§ Raw data:

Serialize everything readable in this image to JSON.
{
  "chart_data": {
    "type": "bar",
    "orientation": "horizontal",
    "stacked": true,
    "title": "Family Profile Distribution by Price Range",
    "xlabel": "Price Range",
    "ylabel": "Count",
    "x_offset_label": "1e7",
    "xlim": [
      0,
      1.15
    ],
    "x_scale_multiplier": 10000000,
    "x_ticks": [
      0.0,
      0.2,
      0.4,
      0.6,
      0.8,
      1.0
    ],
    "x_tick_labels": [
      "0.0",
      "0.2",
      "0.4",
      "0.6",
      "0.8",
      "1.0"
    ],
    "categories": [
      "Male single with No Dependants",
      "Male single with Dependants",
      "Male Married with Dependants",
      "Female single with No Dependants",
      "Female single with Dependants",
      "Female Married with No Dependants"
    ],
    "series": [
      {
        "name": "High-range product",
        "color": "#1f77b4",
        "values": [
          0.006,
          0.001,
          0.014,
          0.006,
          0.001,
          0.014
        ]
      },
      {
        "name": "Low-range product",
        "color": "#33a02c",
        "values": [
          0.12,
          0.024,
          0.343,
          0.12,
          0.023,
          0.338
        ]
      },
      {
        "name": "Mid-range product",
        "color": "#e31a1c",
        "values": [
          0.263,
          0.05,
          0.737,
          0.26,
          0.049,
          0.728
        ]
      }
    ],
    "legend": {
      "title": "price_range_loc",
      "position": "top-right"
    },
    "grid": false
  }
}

§ Given problem: Copy out each line exactly.

§ Completed task:
Serialize everything readable in this image to JSON.
{
  "chart_data": {
    "type": "bar",
    "orientation": "horizontal",
    "stacked": true,
    "title": "Family Profile Distribution by Price Range",
    "xlabel": "Price Range",
    "ylabel": "Count",
    "x_offset_label": "1e7",
    "xlim": [
      0,
      1.15
    ],
    "x_scale_multiplier": 10000000,
    "x_ticks": [
      0.0,
      0.2,
      0.4,
      0.6,
      0.8,
      1.0
    ],
    "x_tick_labels": [
      "0.0",
      "0.2",
      "0.4",
      "0.6",
      "0.8",
      "1.0"
    ],
    "categories": [
      "Male single with No Dependants",
      "Male single with Dependants",
      "Male Married with Dependants",
      "Female single with No Dependants",
      "Female single with Dependants",
      "Female Married with No Dependants"
    ],
    "series": [
      {
        "name": "High-range product",
        "color": "#1f77b4",
        "values": [
          0.006,
          0.001,
          0.014,
          0.006,
          0.001,
          0.014
        ]
      },
      {
        "name": "Low-range product",
        "color": "#33a02c",
        "values": [
          0.12,
          0.024,
          0.343,
          0.12,
          0.023,
          0.338
        ]
      },
      {
        "name": "Mid-range product",
        "color": "#e31a1c",
        "values": [
          0.263,
          0.05,
          0.737,
          0.26,
          0.049,
          0.728
        ]
      }
    ],
    "legend": {
      "title": "price_range_loc",
      "position": "top-right"
    },
    "grid": false
  }
}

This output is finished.